● **Task brief**: Where the string "веществ" occurs in the material below, report the whole line.

● **Records for processing**:
# # # # #
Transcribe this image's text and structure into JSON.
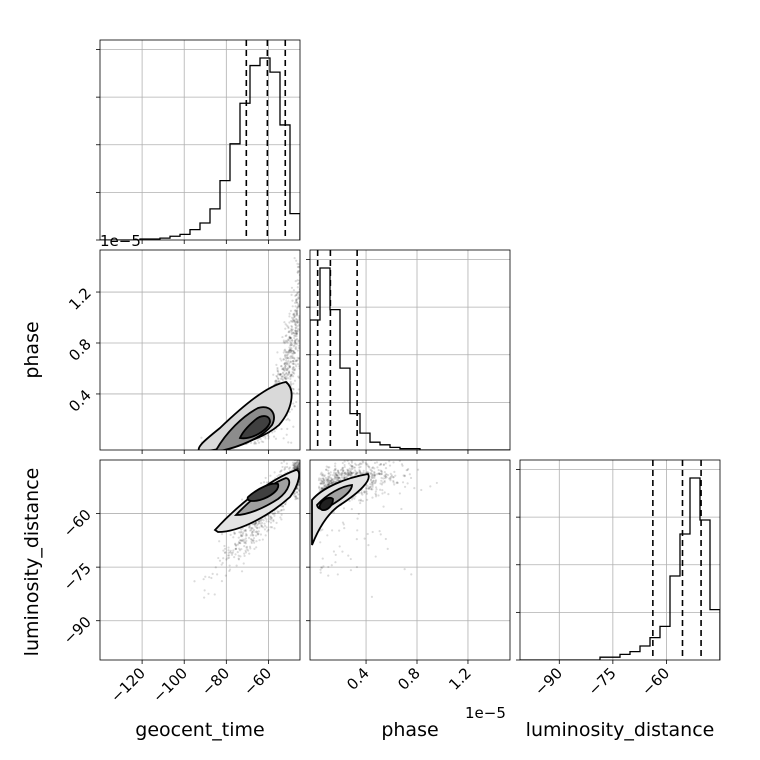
{
  "chart_data": {
    "type": "corner",
    "parameters": [
      "geocent_time",
      "phase",
      "luminosity_distance"
    ],
    "axes": {
      "geocent_time": {
        "label": "geocent_time",
        "range": [
          -140,
          -45
        ],
        "ticks": [
          -120,
          -100,
          -80,
          -60
        ],
        "tick_labels": [
          "−120",
          "−100",
          "−80",
          "−60"
        ]
      },
      "phase": {
        "label": "phase",
        "range": [
          -0.04,
          1.53
        ],
        "ticks": [
          0.4,
          0.8,
          1.2
        ],
        "tick_labels": [
          "0.4",
          "0.8",
          "1.2"
        ],
        "offset_text": "1e−5"
      },
      "luminosity_distance": {
        "label": "luminosity_distance",
        "range": [
          -101,
          -45
        ],
        "ticks": [
          -90,
          -75,
          -60
        ],
        "tick_labels": [
          "−90",
          "−75",
          "−60"
        ]
      }
    },
    "histograms": [
      {
        "parameter": "geocent_time",
        "bin_edges": [
          -140,
          -135.25,
          -130.5,
          -125.75,
          -121,
          -116.25,
          -111.5,
          -106.75,
          -102,
          -97.25,
          -92.5,
          -87.75,
          -83,
          -78.25,
          -73.5,
          -68.75,
          -64,
          -59.25,
          -54.5,
          -49.75,
          -45
        ],
        "counts": [
          0,
          0,
          0,
          0,
          1,
          1,
          2,
          4,
          6,
          11,
          18,
          33,
          63,
          102,
          145,
          185,
          193,
          178,
          122,
          28
        ],
        "quantiles": [
          -70.5,
          -60.5,
          -52.0
        ]
      },
      {
        "parameter": "phase",
        "bin_edges": [
          -0.04,
          0.0385,
          0.117,
          0.1955,
          0.274,
          0.3525,
          0.431,
          0.5095,
          0.588,
          0.6665,
          0.745,
          0.8235,
          0.902,
          0.9805,
          1.059,
          1.1375,
          1.216,
          1.2945,
          1.373,
          1.4515,
          1.53
        ],
        "counts": [
          100,
          140,
          108,
          63,
          28,
          13,
          6,
          4,
          2,
          1,
          1,
          0,
          0,
          0,
          0,
          0,
          0,
          0,
          0,
          0
        ],
        "quantiles": [
          0.02,
          0.12,
          0.33
        ]
      },
      {
        "parameter": "luminosity_distance",
        "bin_edges": [
          -101,
          -98.2,
          -95.4,
          -92.6,
          -89.8,
          -87,
          -84.2,
          -81.4,
          -78.6,
          -75.8,
          -73,
          -70.2,
          -67.4,
          -64.6,
          -61.8,
          -59,
          -56.2,
          -53.4,
          -50.6,
          -47.8,
          -45
        ],
        "counts": [
          0,
          0,
          0,
          0,
          0,
          0,
          0,
          0,
          1,
          1,
          2,
          3,
          5,
          8,
          12,
          30,
          45,
          65,
          50,
          18
        ],
        "quantiles": [
          -63.8,
          -55.5,
          -50.3
        ]
      }
    ],
    "contours": [
      {
        "x": "geocent_time",
        "y": "phase",
        "peak": [
          -64,
          0.13
        ],
        "levels": [
          0.39,
          0.86,
          0.99
        ],
        "x_quantiles": [
          -70.5,
          -60.5,
          -52.0
        ],
        "y_quantiles": [
          0.02,
          0.12,
          0.33
        ]
      },
      {
        "x": "geocent_time",
        "y": "luminosity_distance",
        "peak": [
          -60,
          -58
        ],
        "levels": [
          0.39,
          0.86,
          0.99
        ],
        "x_quantiles": [
          -70.5,
          -60.5,
          -52.0
        ],
        "y_quantiles": [
          -63.8,
          -55.5,
          -50.3
        ]
      },
      {
        "x": "phase",
        "y": "luminosity_distance",
        "peak": [
          0.05,
          -58
        ],
        "levels": [
          0.39,
          0.86,
          0.99
        ],
        "x_quantiles": [
          0.02,
          0.12,
          0.33
        ],
        "y_quantiles": [
          -63.8,
          -55.5,
          -50.3
        ]
      }
    ],
    "grid": true
  }
}
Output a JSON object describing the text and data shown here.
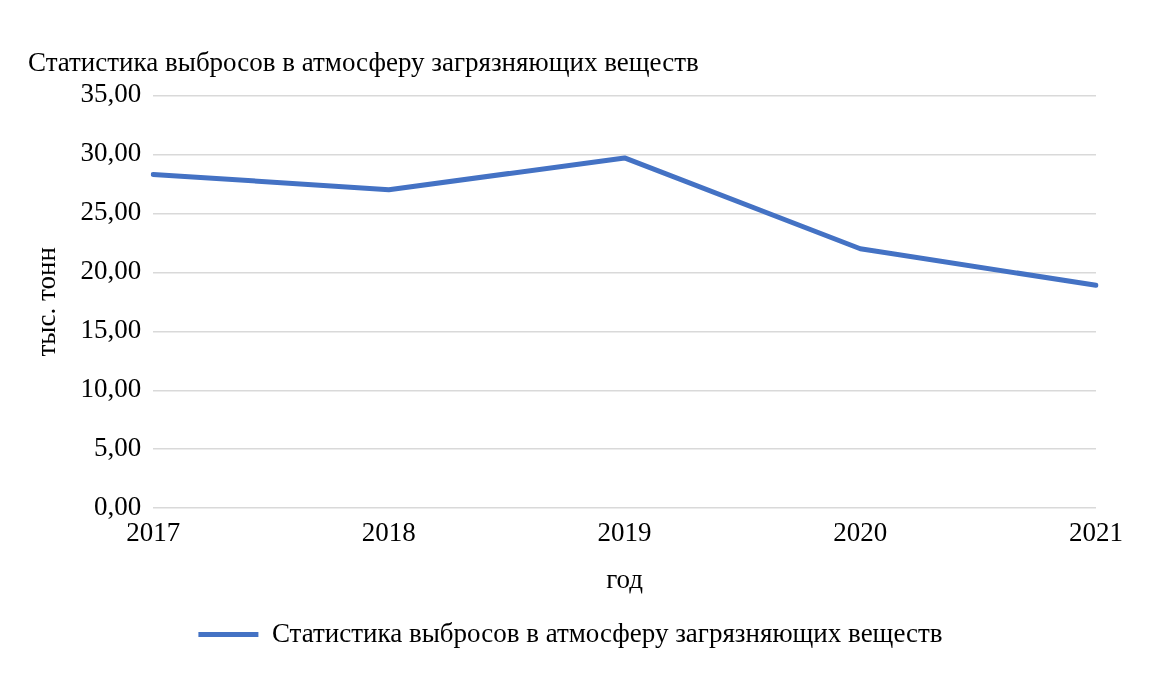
{
  "chart_data": {
    "type": "line",
    "title": "Статистика выбросов в атмосферу загрязняющих веществ",
    "xlabel": "год",
    "ylabel": "тыс. тонн",
    "categories": [
      "2017",
      "2018",
      "2019",
      "2020",
      "2021"
    ],
    "series": [
      {
        "name": "Статистика выбросов в атмосферу загрязняющих веществ",
        "color": "#4472c4",
        "values": [
          28.3,
          27.0,
          29.7,
          22.0,
          18.9
        ]
      }
    ],
    "ylim": [
      0,
      35
    ],
    "yticks": [
      {
        "value": 0,
        "label": "0,00"
      },
      {
        "value": 5,
        "label": "5,00"
      },
      {
        "value": 10,
        "label": "10,00"
      },
      {
        "value": 15,
        "label": "15,00"
      },
      {
        "value": 20,
        "label": "20,00"
      },
      {
        "value": 25,
        "label": "25,00"
      },
      {
        "value": 30,
        "label": "30,00"
      },
      {
        "value": 35,
        "label": "35,00"
      }
    ],
    "grid": "y",
    "legend": "bottom",
    "marker": "none",
    "line_style": "solid"
  }
}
# # # # #
● **Expected answer**:
    "title": "Статистика выбросов в атмосферу загрязняющих веществ",
        "name": "Статистика выбросов в атмосферу загрязняющих веществ",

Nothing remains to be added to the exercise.